GIVEN EXERCISE → Extract the text of each entry below exactly, leaving every image behind.

INPUT MATERIAL →
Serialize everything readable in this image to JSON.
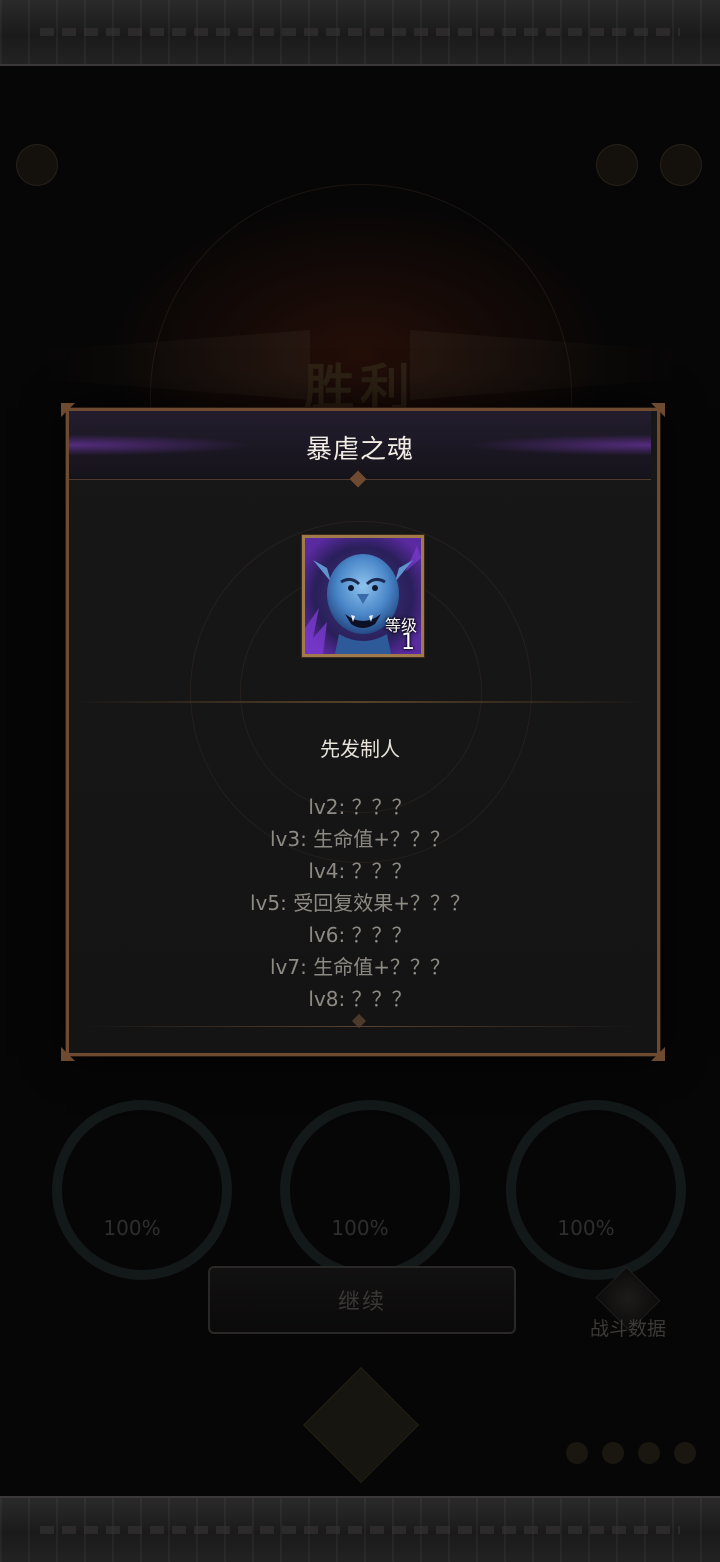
{
  "background": {
    "title": "胜利",
    "slots": [
      {
        "percent": "100%"
      },
      {
        "percent": "100%"
      },
      {
        "percent": "100%"
      }
    ],
    "continue_label": "继续",
    "stats_label": "战斗数据"
  },
  "dialog": {
    "title": "暴虐之魂",
    "item": {
      "icon": "troll-head-icon",
      "level_label": "等级",
      "level_value": "1"
    },
    "skill_name": "先发制人",
    "levels": [
      "lv2: ？？？",
      "lv3: 生命值+？？？",
      "lv4: ？？？",
      "lv5: 受回复效果+？？？",
      "lv6: ？？？",
      "lv7: 生命值+？？？",
      "lv8: ？？？"
    ]
  },
  "colors": {
    "frame": "#6e4a30",
    "header_purple": "#823cc8",
    "text_primary": "#f1ece4",
    "text_muted": "#8e8a84"
  }
}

FINAL RESULT →
Serialize everything readable in this image to JSON.
{
  "background": {
    "title": "胜利",
    "slots": [
      {
        "percent": "100%"
      },
      {
        "percent": "100%"
      },
      {
        "percent": "100%"
      }
    ],
    "continue_label": "继续",
    "stats_label": "战斗数据"
  },
  "dialog": {
    "title": "暴虐之魂",
    "item": {
      "icon": "troll-head-icon",
      "level_label": "等级",
      "level_value": "1"
    },
    "skill_name": "先发制人",
    "levels": [
      "lv2: ？？？",
      "lv3: 生命值+？？？",
      "lv4: ？？？",
      "lv5: 受回复效果+？？？",
      "lv6: ？？？",
      "lv7: 生命值+？？？",
      "lv8: ？？？"
    ]
  },
  "colors": {
    "frame": "#6e4a30",
    "header_purple": "#823cc8",
    "text_primary": "#f1ece4",
    "text_muted": "#8e8a84"
  }
}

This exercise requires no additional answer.